» **TASK**: Reproduce all entries word for word.

Records that describe figures:
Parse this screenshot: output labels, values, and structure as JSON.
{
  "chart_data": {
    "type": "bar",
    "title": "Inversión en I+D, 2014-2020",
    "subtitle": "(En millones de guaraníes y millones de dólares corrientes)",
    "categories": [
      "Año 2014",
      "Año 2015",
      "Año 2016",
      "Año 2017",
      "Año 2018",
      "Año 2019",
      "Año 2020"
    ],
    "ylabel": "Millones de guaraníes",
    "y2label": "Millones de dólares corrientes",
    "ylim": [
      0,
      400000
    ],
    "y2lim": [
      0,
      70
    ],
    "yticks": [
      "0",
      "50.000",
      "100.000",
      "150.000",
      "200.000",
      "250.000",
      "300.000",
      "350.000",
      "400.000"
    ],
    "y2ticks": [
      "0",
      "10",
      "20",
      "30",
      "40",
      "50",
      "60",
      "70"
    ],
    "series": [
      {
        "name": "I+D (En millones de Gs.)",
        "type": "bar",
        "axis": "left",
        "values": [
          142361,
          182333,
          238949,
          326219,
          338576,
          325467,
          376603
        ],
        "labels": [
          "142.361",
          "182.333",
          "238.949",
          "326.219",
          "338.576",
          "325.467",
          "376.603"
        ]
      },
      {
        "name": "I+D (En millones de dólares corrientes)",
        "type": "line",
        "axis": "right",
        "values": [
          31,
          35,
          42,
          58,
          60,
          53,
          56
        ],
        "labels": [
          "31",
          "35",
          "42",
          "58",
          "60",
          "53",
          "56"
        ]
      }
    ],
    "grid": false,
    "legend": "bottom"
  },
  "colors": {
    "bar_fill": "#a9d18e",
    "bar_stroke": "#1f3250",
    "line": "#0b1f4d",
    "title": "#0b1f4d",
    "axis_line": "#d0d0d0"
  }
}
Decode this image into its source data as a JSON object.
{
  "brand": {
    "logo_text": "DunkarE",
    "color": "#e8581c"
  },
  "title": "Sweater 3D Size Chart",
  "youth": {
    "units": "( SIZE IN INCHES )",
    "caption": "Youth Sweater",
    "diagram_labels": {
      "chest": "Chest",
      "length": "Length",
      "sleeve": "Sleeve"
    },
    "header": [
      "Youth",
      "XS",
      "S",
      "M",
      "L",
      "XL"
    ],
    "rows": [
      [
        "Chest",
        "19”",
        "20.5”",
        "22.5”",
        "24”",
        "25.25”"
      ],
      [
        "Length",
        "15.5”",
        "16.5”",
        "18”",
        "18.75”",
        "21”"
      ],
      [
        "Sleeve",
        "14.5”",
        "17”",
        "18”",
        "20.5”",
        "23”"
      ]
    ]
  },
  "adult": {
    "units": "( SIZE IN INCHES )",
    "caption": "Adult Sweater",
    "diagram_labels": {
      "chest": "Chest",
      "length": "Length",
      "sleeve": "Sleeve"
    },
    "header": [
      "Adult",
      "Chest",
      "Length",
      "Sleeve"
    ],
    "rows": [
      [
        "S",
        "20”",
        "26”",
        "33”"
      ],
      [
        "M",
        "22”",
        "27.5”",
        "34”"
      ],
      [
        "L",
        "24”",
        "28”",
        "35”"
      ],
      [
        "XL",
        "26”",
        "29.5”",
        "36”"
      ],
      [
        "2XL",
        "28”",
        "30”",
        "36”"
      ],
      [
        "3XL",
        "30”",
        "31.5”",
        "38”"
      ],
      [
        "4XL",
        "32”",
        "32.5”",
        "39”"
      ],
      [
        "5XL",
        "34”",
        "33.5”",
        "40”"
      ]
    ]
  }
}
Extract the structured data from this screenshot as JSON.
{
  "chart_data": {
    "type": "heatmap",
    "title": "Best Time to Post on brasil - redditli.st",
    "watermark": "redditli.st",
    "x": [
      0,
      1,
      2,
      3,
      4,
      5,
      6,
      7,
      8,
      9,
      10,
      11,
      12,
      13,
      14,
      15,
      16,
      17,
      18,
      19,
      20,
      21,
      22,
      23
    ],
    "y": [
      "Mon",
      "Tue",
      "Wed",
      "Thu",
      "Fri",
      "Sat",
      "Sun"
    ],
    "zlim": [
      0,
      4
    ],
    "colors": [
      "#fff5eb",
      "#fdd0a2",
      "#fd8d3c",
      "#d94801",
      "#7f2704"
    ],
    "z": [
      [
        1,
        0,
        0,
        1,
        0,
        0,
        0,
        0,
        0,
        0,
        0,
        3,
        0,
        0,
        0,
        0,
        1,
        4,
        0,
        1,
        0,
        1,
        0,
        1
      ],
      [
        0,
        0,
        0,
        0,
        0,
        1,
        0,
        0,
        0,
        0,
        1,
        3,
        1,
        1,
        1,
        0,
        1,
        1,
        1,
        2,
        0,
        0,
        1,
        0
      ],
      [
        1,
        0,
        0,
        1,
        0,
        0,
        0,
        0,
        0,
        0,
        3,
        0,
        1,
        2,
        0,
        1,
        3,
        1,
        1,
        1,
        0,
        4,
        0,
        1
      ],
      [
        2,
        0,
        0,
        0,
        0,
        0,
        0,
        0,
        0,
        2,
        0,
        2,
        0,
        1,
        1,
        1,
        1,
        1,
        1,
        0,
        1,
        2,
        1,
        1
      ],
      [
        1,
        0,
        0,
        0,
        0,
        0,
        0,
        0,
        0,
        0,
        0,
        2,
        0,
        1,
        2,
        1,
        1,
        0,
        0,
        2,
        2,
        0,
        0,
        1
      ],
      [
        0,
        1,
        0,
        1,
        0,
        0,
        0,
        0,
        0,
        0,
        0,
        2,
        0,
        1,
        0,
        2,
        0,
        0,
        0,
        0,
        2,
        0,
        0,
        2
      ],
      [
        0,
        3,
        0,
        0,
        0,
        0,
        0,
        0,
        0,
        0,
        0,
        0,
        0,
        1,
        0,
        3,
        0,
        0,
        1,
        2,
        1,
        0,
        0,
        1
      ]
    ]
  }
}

» **ANSWER BELOW**:
Parse this screenshot: output labels, values, and structure as JSON.
{
  "chart_data": {
    "type": "bar",
    "title": "Inversión en I+D, 2014-2020",
    "subtitle": "(En millones de guaraníes y millones de dólares corrientes)",
    "categories": [
      "Año 2014",
      "Año 2015",
      "Año 2016",
      "Año 2017",
      "Año 2018",
      "Año 2019",
      "Año 2020"
    ],
    "ylabel": "Millones de guaraníes",
    "y2label": "Millones de dólares corrientes",
    "ylim": [
      0,
      400000
    ],
    "y2lim": [
      0,
      70
    ],
    "yticks": [
      "0",
      "50.000",
      "100.000",
      "150.000",
      "200.000",
      "250.000",
      "300.000",
      "350.000",
      "400.000"
    ],
    "y2ticks": [
      "0",
      "10",
      "20",
      "30",
      "40",
      "50",
      "60",
      "70"
    ],
    "series": [
      {
        "name": "I+D (En millones de Gs.)",
        "type": "bar",
        "axis": "left",
        "values": [
          142361,
          182333,
          238949,
          326219,
          338576,
          325467,
          376603
        ],
        "labels": [
          "142.361",
          "182.333",
          "238.949",
          "326.219",
          "338.576",
          "325.467",
          "376.603"
        ]
      },
      {
        "name": "I+D (En millones de dólares corrientes)",
        "type": "line",
        "axis": "right",
        "values": [
          31,
          35,
          42,
          58,
          60,
          53,
          56
        ],
        "labels": [
          "31",
          "35",
          "42",
          "58",
          "60",
          "53",
          "56"
        ]
      }
    ],
    "grid": false,
    "legend": "bottom"
  },
  "colors": {
    "bar_fill": "#a9d18e",
    "bar_stroke": "#1f3250",
    "line": "#0b1f4d",
    "title": "#0b1f4d",
    "axis_line": "#d0d0d0"
  }
}
Decode this image into its source data as a JSON object.
{
  "brand": {
    "logo_text": "DunkarE",
    "color": "#e8581c"
  },
  "title": "Sweater 3D Size Chart",
  "youth": {
    "units": "( SIZE IN INCHES )",
    "caption": "Youth Sweater",
    "diagram_labels": {
      "chest": "Chest",
      "length": "Length",
      "sleeve": "Sleeve"
    },
    "header": [
      "Youth",
      "XS",
      "S",
      "M",
      "L",
      "XL"
    ],
    "rows": [
      [
        "Chest",
        "19”",
        "20.5”",
        "22.5”",
        "24”",
        "25.25”"
      ],
      [
        "Length",
        "15.5”",
        "16.5”",
        "18”",
        "18.75”",
        "21”"
      ],
      [
        "Sleeve",
        "14.5”",
        "17”",
        "18”",
        "20.5”",
        "23”"
      ]
    ]
  },
  "adult": {
    "units": "( SIZE IN INCHES )",
    "caption": "Adult Sweater",
    "diagram_labels": {
      "chest": "Chest",
      "length": "Length",
      "sleeve": "Sleeve"
    },
    "header": [
      "Adult",
      "Chest",
      "Length",
      "Sleeve"
    ],
    "rows": [
      [
        "S",
        "20”",
        "26”",
        "33”"
      ],
      [
        "M",
        "22”",
        "27.5”",
        "34”"
      ],
      [
        "L",
        "24”",
        "28”",
        "35”"
      ],
      [
        "XL",
        "26”",
        "29.5”",
        "36”"
      ],
      [
        "2XL",
        "28”",
        "30”",
        "36”"
      ],
      [
        "3XL",
        "30”",
        "31.5”",
        "38”"
      ],
      [
        "4XL",
        "32”",
        "32.5”",
        "39”"
      ],
      [
        "5XL",
        "34”",
        "33.5”",
        "40”"
      ]
    ]
  }
}
Extract the structured data from this screenshot as JSON.
{
  "chart_data": {
    "type": "heatmap",
    "title": "Best Time to Post on brasil - redditli.st",
    "watermark": "redditli.st",
    "x": [
      0,
      1,
      2,
      3,
      4,
      5,
      6,
      7,
      8,
      9,
      10,
      11,
      12,
      13,
      14,
      15,
      16,
      17,
      18,
      19,
      20,
      21,
      22,
      23
    ],
    "y": [
      "Mon",
      "Tue",
      "Wed",
      "Thu",
      "Fri",
      "Sat",
      "Sun"
    ],
    "zlim": [
      0,
      4
    ],
    "colors": [
      "#fff5eb",
      "#fdd0a2",
      "#fd8d3c",
      "#d94801",
      "#7f2704"
    ],
    "z": [
      [
        1,
        0,
        0,
        1,
        0,
        0,
        0,
        0,
        0,
        0,
        0,
        3,
        0,
        0,
        0,
        0,
        1,
        4,
        0,
        1,
        0,
        1,
        0,
        1
      ],
      [
        0,
        0,
        0,
        0,
        0,
        1,
        0,
        0,
        0,
        0,
        1,
        3,
        1,
        1,
        1,
        0,
        1,
        1,
        1,
        2,
        0,
        0,
        1,
        0
      ],
      [
        1,
        0,
        0,
        1,
        0,
        0,
        0,
        0,
        0,
        0,
        3,
        0,
        1,
        2,
        0,
        1,
        3,
        1,
        1,
        1,
        0,
        4,
        0,
        1
      ],
      [
        2,
        0,
        0,
        0,
        0,
        0,
        0,
        0,
        0,
        2,
        0,
        2,
        0,
        1,
        1,
        1,
        1,
        1,
        1,
        0,
        1,
        2,
        1,
        1
      ],
      [
        1,
        0,
        0,
        0,
        0,
        0,
        0,
        0,
        0,
        0,
        0,
        2,
        0,
        1,
        2,
        1,
        1,
        0,
        0,
        2,
        2,
        0,
        0,
        1
      ],
      [
        0,
        1,
        0,
        1,
        0,
        0,
        0,
        0,
        0,
        0,
        0,
        2,
        0,
        1,
        0,
        2,
        0,
        0,
        0,
        0,
        2,
        0,
        0,
        2
      ],
      [
        0,
        3,
        0,
        0,
        0,
        0,
        0,
        0,
        0,
        0,
        0,
        0,
        0,
        1,
        0,
        3,
        0,
        0,
        1,
        2,
        1,
        0,
        0,
        1
      ]
    ]
  }
}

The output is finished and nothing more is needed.